■ **PROBLEM**: Write out every line below that includes the word "យជលផល".

-=-=-=-=-

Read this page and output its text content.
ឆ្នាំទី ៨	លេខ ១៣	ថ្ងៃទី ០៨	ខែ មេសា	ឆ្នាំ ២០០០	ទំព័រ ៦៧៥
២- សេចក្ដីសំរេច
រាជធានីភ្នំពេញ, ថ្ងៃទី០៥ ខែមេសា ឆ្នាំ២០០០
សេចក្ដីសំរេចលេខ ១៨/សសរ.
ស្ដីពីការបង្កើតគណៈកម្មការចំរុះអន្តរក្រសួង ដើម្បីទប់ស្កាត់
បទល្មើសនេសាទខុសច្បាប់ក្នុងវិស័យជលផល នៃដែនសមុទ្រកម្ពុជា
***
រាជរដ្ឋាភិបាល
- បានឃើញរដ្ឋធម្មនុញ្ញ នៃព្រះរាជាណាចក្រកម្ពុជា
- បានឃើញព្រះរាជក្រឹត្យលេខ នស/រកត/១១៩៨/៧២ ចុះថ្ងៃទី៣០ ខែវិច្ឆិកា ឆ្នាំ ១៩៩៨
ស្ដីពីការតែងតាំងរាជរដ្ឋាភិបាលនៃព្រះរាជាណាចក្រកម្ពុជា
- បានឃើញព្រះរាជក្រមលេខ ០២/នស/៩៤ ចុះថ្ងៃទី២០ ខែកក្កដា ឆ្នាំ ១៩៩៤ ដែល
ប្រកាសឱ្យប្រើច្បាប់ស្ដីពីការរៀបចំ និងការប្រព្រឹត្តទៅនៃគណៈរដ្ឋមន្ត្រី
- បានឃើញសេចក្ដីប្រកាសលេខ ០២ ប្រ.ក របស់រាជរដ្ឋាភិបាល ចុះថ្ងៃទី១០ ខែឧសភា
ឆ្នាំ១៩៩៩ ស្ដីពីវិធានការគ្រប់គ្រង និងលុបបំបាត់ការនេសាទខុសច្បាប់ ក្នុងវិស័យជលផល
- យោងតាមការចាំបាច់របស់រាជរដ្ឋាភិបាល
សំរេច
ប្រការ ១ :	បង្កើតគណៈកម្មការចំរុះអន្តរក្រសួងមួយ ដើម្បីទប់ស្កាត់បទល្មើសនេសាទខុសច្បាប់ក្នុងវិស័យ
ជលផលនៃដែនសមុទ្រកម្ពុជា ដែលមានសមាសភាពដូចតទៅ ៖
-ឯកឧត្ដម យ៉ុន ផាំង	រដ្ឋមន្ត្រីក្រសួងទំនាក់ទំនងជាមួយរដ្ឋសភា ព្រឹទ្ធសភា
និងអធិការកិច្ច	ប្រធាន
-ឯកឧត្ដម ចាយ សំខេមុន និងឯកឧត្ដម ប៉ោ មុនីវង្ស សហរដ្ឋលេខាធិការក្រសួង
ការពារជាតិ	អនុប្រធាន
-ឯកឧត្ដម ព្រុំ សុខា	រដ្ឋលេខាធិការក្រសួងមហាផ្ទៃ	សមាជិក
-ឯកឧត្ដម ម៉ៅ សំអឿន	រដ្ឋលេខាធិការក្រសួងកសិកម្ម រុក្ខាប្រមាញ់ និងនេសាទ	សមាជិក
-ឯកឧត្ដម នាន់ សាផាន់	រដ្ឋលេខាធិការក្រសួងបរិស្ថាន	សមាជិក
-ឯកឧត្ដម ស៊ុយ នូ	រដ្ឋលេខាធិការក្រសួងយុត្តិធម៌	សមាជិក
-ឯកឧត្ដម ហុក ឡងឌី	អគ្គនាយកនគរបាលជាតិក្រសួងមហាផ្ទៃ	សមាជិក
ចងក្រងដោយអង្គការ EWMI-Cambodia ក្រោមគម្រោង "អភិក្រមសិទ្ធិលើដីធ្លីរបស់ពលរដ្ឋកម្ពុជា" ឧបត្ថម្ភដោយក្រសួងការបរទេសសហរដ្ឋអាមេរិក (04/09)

-=-=-=-=-

■ **WRITTEN RESPONSE**:
បទល្មើសនេសាទខុសច្បាប់ក្នុងវិស័យជលផល នៃដែនសមុទ្រកម្ពុជា
ឆ្នាំ១៩៩៩ ស្ដីពីវិធានការគ្រប់គ្រង និងលុបបំបាត់ការនេសាទខុសច្បាប់ ក្នុងវិស័យជលផល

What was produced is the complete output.